SET TASKS ▸
1. From the passage below on star testing a telescope mirror, list every eyepiece it names, with its focal length.
2. Answer these questions from the passage below on star testing a telescope mirror.
(a) What was done to the mirror for the set of images at the right-hand side?
(b) Which part of a mirror must be cooled to cause under-correction?
(c) What does light pass through in a Nagler eyepiece before it comes to focus?
3. Write a continuation of the passage below on star testing a telescope mirror, starting right after its final sentence.

PASSAGE PROVIDED ▸

________________________

With the secondary’s aluminium foil jacket in place and no edge masks we see smaller defocus distances showing fairly similar images either side of focus- once you ignore the outer edge of the disc which we know will be made more similar with an edge mask. At the RHS you see the effect of giving the centre of the mirror a cooling blast which seems to give a much harder edge 

inside focus. Cooling the centre of a mirror should induce over-correction just like cooling the edge preferentially (you need to cool the 70% zone to induce under-correction) which should make the edge harder outside focus so not sure what is happening here in this disturbed situation.

Ignoring the set on the extreme right hand end it seems that the mirror correction is massively improved compared to before the refiguring work as star test images are now much more similar either side of focus – if identical then the mirror is perfect!

All these images back-up the observations of the intra (inside) and extra (outside) focal star images using a 4mm Plossl eyepiece. It is worthy of note in these visual star tests that my Nagler eyepieces which otherwise give lovely views of deep sky objects as well as planets images are hopeless for star testing. The light passes through a negative front element before coming to focus and this makes the mirror appear noticeably over-corrected. This is a similar effect to the spherical over-correction induced  by the Meade barlow during star testing and mentioned earlier on this page. My heart sank when I first star tested the refigured mirror with a 5mm Nagler, seeing it better but still showing signs of noticeable overcorrection with the rings much clearer and well defined inside of focus. All my T6 Naglers show this effect 3.5mm, 5mm, 7mm so I don’t believe it is an eyepiece quality control issue.

________________________

INFORMATION PROVIDED ▸

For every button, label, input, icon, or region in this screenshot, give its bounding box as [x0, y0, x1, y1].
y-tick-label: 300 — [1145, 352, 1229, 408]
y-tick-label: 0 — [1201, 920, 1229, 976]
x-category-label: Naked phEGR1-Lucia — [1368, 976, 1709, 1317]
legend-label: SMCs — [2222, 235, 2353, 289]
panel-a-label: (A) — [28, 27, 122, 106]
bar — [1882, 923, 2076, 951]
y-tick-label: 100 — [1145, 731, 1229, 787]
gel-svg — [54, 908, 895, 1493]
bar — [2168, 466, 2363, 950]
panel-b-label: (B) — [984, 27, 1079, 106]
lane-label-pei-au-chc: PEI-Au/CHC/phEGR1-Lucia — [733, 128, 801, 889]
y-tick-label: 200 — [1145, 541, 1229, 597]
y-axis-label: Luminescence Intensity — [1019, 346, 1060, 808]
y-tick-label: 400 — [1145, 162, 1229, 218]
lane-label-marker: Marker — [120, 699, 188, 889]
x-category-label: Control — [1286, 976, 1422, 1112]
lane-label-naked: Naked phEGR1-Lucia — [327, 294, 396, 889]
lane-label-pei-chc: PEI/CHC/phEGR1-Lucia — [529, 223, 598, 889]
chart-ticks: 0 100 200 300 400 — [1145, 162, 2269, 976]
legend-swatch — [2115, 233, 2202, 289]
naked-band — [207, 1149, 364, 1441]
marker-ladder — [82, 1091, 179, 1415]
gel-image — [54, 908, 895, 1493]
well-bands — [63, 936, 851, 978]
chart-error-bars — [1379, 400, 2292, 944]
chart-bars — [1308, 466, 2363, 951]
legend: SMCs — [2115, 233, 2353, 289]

________________________

ANSWERS FOR THE EXERCISE ▸
1.
4mm Plossl
3.5mm T6 Nagler
5mm T6 Nagler
7mm T6 Nagler

2.
(a) The center of the mirror was given a cooling blast.
(b) The 70% zone.
(c) A negative front element.

3.
The distance from best focus at which the secondary shadow appears in the star test (the so-called break out distance) can be used as a measure of the degree of under-correction or over-correction during the star test especially if you standardise the secondary size. For a correction error of 1/4 wave a rule of thumb for the breakout distance inside to outside of focus is 1:4 for a 25% obstruction and 1:3 for a 33% obstruction. I obviously am not measuring breakout distance in the above but the fact that at small defocus distances the secondary shadow size is similar it indicates minimal correction error. It is worth noting that without the foil on the secondary and with a cold sheath of air being created around the secondary holder as a result, the reduction in the size of the secondary shadow inside of focus would effectively alter the ratio of the breakout distances either side of focus giving the impression from this test that the optics were over-corrected.

Star Test Images 7th Oct. 2014

Here we see further star testing on Polaris with the included benefits of the 8mm edge mask and the secondary jacket. Some astigmatism seems to be present at small defocus distances as well as some mottling pattern in the pupil area with a circular distribution (see below). The mirror correction overall is very good.

After the star testing images were taken on 7th Oct. 2014 the mirror was recoated were taken to eliminate poor coat quality due to insufficient cleaning after optical polishing. After replacing the mirror in January 2015 and introducing a rotation of 45 degrees compared to before, large defocus distance extra focal images were taken. The mottling see in October is still present and as it rotates with the primary this eliminates all the other the potential sources of the mottling (tube currents, camera chip, camera window, secondary mirror). The fact that the mirror was recoated eliminates uneven coating effects probably leaving us with mild primary ripple issue as the source of the mottling. It is hoped that the effect of this issue on planetary images and visual contrast will be small as it was not detectable on the bench during refiguring.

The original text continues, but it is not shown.